▸ **WHAT YOU WILL DO**
Report how many lines include the word "ณาเล", and nothing besides that number.

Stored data
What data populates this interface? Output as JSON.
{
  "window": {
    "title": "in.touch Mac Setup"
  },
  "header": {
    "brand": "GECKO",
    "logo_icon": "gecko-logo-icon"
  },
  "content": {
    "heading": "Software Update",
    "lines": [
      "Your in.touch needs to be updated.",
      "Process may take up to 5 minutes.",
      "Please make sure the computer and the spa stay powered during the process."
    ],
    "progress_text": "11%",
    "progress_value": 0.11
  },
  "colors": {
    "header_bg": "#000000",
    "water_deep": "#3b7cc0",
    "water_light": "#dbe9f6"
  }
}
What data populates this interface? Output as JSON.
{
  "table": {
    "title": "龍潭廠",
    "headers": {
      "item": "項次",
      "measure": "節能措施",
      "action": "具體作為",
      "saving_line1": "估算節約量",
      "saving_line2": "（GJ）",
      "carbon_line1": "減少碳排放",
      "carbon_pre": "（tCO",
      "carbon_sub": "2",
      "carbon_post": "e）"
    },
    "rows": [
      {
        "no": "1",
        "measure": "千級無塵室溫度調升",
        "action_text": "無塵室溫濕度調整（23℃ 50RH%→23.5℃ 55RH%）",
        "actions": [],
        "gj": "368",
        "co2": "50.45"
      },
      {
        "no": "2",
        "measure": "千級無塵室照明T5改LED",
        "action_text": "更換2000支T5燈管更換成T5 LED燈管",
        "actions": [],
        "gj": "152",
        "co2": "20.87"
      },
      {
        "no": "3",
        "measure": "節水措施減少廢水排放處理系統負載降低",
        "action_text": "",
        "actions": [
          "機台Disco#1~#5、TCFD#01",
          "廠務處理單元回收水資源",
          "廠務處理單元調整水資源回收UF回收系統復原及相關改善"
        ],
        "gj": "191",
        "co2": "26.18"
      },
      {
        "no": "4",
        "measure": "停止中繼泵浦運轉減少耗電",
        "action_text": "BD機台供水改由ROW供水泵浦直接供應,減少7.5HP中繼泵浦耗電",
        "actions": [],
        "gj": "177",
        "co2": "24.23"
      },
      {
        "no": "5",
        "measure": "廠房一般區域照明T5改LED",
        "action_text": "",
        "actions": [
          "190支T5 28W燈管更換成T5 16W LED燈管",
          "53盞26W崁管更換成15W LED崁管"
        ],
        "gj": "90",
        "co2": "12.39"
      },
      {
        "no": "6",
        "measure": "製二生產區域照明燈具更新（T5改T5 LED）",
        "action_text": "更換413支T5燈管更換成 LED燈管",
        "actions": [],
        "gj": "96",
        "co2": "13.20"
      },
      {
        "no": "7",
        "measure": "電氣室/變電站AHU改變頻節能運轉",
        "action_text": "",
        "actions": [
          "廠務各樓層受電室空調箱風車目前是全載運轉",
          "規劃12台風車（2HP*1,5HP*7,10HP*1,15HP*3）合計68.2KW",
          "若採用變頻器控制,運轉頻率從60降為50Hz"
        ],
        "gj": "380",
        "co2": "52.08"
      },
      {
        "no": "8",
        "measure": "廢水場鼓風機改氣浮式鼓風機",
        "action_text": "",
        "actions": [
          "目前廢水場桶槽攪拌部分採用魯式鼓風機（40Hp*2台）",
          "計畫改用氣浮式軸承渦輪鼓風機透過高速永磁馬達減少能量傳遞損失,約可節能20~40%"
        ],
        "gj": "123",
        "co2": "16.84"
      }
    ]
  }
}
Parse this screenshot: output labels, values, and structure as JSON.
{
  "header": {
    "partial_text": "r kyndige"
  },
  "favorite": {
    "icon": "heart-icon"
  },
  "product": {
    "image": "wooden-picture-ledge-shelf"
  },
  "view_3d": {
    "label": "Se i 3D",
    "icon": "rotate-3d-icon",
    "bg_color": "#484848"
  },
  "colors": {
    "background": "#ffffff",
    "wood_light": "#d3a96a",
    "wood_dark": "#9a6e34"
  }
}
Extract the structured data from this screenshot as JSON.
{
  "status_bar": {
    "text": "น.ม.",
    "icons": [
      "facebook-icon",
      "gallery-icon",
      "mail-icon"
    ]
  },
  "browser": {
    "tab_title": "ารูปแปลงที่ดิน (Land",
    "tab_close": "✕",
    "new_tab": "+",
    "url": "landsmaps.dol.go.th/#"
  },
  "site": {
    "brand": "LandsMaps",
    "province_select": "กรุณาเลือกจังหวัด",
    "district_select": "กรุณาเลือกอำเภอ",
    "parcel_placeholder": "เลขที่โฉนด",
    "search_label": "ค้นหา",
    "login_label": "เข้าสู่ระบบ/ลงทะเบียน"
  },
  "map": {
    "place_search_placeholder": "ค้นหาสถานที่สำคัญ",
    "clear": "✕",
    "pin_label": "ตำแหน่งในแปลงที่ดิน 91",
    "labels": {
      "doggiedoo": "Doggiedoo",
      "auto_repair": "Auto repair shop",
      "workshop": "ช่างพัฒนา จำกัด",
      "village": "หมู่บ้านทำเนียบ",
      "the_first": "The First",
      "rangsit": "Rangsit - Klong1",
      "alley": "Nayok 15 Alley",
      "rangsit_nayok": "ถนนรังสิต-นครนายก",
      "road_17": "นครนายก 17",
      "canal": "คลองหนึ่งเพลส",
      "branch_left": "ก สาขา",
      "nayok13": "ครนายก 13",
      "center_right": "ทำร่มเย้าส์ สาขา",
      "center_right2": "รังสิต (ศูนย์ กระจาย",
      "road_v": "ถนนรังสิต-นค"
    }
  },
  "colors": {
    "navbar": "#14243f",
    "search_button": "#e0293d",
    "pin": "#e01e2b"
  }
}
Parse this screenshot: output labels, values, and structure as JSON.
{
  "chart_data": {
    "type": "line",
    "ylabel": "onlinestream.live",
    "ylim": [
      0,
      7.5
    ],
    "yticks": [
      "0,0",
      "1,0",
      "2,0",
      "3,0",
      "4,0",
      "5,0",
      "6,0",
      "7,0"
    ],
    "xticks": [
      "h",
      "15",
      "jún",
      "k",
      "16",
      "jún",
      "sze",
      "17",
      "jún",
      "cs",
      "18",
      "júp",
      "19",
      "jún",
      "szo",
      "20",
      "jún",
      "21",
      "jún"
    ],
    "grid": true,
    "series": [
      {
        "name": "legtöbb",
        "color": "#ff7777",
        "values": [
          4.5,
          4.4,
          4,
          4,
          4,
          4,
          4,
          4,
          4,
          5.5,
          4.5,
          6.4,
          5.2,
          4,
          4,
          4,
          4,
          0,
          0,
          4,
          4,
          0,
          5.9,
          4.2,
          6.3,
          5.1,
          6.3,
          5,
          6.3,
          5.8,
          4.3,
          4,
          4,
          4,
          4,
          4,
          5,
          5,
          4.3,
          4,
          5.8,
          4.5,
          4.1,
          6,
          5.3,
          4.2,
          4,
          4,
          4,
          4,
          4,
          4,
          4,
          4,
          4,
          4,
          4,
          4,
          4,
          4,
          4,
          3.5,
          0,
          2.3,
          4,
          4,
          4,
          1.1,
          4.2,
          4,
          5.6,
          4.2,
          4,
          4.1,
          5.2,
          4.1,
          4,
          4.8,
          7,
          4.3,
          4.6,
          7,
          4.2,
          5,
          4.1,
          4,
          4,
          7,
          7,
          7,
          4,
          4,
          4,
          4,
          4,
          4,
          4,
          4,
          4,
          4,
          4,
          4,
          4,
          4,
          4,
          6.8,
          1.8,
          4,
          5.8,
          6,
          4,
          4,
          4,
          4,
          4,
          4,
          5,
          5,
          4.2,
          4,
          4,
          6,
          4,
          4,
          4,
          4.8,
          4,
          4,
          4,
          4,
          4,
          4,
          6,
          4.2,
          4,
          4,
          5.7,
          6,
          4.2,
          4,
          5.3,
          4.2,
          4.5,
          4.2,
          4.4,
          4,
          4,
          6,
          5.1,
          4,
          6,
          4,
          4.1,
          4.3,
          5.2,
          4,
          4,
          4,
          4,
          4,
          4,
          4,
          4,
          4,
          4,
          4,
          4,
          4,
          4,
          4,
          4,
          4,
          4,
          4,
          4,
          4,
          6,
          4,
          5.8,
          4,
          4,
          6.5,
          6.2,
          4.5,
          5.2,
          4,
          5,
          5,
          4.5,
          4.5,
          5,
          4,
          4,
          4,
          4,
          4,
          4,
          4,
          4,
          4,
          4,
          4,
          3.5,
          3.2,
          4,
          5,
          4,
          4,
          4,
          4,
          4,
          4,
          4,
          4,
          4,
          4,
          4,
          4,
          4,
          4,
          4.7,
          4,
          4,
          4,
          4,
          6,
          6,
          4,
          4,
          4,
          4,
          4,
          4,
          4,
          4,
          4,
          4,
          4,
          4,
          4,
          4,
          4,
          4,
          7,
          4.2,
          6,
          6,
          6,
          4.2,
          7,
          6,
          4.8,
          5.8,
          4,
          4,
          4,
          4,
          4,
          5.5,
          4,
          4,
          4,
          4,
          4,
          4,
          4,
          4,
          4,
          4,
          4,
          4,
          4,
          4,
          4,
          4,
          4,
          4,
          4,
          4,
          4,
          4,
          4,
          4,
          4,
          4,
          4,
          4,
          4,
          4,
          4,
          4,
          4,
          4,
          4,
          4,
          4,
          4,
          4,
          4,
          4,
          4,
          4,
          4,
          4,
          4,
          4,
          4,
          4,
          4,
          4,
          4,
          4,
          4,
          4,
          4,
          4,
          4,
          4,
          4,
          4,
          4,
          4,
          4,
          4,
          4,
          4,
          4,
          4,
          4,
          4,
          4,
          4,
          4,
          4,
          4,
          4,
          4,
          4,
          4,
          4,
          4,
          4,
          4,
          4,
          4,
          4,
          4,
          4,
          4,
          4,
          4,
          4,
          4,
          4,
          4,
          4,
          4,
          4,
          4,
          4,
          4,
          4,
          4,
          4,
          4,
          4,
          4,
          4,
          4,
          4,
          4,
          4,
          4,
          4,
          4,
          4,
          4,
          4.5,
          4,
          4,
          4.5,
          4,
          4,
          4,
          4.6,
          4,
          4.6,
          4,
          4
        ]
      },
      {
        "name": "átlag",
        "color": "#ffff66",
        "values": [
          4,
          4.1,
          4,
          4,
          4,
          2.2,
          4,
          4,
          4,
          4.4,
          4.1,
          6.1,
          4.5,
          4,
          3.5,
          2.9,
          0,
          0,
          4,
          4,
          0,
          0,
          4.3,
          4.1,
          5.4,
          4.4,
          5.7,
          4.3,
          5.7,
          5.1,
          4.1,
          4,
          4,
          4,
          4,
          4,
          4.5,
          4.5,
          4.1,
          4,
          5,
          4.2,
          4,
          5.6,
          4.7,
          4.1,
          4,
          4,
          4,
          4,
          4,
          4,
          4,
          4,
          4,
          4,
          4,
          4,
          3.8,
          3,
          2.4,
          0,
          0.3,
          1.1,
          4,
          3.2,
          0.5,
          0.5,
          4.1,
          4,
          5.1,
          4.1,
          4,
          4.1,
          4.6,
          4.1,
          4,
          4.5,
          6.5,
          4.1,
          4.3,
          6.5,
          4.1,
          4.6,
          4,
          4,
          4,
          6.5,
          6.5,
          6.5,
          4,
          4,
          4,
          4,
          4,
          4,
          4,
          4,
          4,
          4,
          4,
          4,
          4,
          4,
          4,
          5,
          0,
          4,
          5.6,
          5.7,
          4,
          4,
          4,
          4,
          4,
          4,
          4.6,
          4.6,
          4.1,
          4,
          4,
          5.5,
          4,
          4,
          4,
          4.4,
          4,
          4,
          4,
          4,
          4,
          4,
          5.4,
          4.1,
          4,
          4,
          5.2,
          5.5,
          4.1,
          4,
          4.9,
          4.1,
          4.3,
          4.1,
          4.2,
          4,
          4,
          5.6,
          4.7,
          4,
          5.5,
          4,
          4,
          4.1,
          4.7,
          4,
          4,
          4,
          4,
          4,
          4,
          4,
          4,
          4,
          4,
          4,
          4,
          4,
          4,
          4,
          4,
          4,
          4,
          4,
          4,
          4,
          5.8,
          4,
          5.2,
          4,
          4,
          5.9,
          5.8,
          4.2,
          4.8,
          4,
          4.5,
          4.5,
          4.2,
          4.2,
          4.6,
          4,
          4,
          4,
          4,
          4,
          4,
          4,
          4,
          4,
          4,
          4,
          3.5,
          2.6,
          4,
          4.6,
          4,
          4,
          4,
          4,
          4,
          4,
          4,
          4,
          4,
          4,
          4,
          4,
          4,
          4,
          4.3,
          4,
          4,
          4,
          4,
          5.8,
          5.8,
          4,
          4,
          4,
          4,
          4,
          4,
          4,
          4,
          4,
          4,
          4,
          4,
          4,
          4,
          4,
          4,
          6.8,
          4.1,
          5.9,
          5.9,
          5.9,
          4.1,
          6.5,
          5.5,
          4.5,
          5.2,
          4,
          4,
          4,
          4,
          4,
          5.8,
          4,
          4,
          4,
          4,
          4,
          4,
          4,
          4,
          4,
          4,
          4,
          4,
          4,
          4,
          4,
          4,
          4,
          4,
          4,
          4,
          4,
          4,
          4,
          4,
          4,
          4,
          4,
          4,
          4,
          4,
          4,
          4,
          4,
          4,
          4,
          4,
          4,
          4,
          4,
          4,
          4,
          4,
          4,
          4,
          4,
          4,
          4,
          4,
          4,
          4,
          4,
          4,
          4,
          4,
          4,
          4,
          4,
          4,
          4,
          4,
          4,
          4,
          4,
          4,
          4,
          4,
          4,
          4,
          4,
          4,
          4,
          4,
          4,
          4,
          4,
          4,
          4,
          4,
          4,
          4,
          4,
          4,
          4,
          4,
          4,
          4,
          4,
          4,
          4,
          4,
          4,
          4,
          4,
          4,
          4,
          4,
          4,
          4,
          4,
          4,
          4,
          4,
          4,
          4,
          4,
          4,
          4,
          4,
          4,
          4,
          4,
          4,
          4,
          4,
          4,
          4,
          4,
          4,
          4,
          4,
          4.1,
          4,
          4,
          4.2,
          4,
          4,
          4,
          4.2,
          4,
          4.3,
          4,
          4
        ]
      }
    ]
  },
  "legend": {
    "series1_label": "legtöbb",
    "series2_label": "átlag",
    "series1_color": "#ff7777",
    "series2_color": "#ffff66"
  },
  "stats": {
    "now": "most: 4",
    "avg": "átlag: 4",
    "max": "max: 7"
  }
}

▸ **WRITTEN SOLUTION**
2